I understand all the computational steps of training a neural network with gradient descent using forwardprop and backprop, but I'm trying to wrap my head around why they work so much better than logistic regression.
For now all I can think of is:
A) the neural network can learn it's own parameters
B) there are many more weights than simple logistic regression thus allowing for more complex hypotheses
Can someone explain why a neural network works so well in general? I am a relative beginner.
Neural Networks can have a large number of free parameters (the weights and biases between interconnected units) and this gives them the flexibility to fit highly complex data (when trained correctly) that other models are too simple to fit. This model complexity brings with it the problems of training such a complex network and ensuring the resultant model generalises to the examples it’s trained on (typically neural networks require large volumes of training data, that other models don't).

###

● **EXERCISE**: Continue the forum thread on why neural networks outperform logistic regression, starting after its last sentence.

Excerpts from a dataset

###

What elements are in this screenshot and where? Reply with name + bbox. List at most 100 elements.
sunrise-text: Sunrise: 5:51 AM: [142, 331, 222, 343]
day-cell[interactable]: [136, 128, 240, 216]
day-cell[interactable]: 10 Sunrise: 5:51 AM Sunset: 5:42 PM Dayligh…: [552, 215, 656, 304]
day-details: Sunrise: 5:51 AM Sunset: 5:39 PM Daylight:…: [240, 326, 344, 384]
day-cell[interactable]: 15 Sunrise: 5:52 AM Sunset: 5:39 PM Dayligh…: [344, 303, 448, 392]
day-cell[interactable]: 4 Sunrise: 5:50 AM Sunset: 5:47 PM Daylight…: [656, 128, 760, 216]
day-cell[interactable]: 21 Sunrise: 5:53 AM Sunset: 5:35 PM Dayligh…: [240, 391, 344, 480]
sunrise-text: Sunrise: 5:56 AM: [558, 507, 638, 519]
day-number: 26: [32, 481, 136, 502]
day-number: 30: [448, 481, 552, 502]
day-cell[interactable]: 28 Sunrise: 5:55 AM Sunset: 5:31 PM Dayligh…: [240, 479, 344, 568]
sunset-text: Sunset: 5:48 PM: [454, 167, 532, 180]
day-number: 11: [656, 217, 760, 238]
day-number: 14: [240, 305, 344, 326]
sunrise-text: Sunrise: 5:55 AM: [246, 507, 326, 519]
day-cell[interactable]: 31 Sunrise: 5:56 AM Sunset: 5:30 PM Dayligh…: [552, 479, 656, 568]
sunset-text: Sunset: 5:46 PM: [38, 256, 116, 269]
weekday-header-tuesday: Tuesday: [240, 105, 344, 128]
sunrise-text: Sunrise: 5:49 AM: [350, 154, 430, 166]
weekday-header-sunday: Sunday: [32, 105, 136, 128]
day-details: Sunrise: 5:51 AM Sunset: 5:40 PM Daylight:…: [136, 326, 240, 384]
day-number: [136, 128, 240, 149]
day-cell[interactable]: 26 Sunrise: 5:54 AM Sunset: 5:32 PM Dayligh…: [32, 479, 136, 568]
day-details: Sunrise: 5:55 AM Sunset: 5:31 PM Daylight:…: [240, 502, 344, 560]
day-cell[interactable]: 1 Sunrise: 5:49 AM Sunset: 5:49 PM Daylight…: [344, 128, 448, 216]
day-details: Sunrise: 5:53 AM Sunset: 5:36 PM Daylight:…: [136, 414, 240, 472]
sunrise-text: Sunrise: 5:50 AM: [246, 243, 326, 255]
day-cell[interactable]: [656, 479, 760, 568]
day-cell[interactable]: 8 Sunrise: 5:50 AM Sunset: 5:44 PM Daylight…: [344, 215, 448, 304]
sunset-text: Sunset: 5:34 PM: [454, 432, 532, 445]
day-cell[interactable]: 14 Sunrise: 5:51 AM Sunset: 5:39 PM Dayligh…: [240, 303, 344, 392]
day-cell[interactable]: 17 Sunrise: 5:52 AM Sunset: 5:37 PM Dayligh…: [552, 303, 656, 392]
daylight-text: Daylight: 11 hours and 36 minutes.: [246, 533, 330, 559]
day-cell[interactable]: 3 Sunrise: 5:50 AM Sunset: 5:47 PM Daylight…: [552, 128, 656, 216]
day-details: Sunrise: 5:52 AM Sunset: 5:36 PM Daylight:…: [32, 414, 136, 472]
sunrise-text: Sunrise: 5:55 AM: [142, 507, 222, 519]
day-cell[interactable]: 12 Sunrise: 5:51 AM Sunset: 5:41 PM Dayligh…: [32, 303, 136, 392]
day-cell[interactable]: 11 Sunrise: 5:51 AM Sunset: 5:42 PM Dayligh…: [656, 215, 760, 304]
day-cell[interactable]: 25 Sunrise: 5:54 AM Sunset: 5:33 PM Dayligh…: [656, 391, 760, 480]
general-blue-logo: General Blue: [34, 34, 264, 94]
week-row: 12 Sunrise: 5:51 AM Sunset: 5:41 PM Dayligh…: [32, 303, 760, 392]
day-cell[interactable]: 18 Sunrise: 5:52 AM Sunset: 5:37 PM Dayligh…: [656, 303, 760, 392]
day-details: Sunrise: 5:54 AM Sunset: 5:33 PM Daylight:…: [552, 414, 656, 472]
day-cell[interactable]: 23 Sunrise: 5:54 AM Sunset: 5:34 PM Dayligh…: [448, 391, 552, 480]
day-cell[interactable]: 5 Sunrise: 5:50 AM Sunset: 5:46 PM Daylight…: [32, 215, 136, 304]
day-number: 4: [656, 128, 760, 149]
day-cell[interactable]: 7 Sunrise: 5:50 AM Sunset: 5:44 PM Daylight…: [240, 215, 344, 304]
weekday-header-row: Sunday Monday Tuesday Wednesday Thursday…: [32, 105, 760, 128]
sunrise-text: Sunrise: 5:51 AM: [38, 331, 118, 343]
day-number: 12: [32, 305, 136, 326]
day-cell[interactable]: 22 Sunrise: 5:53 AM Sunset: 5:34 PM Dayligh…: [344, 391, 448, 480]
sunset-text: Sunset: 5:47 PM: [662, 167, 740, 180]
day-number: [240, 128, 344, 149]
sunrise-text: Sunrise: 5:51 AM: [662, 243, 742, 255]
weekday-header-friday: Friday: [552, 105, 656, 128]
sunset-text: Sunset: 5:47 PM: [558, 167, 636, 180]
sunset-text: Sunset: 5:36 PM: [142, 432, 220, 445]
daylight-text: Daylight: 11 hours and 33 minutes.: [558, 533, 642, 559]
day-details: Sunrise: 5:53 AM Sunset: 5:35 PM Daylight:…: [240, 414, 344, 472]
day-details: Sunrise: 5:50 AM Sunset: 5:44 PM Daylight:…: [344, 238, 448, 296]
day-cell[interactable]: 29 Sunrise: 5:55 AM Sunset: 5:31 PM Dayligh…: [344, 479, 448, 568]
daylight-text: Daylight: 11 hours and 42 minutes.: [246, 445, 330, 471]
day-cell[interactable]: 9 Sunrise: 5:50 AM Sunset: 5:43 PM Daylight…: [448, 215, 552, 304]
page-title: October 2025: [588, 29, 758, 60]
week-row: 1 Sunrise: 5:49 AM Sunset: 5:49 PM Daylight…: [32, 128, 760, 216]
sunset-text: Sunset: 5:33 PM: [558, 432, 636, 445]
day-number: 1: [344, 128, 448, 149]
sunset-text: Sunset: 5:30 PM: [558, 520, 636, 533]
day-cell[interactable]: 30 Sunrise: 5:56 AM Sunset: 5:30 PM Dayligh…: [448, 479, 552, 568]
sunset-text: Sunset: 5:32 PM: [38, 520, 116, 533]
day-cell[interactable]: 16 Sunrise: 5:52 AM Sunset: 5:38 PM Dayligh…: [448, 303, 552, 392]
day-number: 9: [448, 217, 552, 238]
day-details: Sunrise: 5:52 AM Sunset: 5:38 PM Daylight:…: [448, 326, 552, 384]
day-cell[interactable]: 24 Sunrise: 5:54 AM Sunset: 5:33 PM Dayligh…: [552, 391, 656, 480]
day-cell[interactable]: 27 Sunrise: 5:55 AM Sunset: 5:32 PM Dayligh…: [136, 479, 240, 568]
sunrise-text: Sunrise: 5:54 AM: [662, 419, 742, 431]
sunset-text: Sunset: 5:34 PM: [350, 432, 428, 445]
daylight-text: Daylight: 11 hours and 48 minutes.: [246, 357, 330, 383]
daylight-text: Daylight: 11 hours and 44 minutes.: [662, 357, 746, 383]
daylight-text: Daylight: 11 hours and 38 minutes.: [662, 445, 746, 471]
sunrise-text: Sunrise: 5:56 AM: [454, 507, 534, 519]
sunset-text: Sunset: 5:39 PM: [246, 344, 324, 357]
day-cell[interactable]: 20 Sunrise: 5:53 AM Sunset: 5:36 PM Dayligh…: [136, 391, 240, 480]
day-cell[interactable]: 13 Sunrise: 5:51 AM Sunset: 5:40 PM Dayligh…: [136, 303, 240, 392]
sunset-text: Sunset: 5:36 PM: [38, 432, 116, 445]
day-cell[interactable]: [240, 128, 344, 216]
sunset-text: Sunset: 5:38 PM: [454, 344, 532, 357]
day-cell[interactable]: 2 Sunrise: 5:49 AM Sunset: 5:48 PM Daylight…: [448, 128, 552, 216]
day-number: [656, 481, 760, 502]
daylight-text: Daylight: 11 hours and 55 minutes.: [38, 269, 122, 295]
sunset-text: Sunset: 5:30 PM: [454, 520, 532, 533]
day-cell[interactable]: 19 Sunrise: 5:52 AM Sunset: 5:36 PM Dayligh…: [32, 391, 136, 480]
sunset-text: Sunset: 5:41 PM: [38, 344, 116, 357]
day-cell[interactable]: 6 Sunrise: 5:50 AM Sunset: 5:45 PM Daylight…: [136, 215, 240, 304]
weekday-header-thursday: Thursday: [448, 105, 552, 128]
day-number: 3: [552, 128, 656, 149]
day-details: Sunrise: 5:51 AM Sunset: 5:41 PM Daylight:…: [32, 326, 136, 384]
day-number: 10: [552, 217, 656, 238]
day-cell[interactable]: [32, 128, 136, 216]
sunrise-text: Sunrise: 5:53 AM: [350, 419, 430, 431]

###

● **ANSWER BOX**:
Classically logistic regression has been limited to binary classification using a linear classifier (although multi-class classification can easily be achieved with one-vs-all, one-vs-one approaches etc. and there are kernalised variants of logistic regression that allow for non-linear classification tasks). In general therefore, logistic regression is typically applied to more simple, linearly-separable classification tasks, where small amounts of training data are available.
Models such as logistic regression and linear regression can be thought of as simple multi-layer perceptrons (check out this site for one explanation of how).
To conclude, it’s the model complexity that allows neural nets to solve more complex classification tasks, and to have a broader application (particularly when applied to raw data such as image pixel intensities etc.), but their complexity means that large volumes of training data are required and training them can be a difficult task.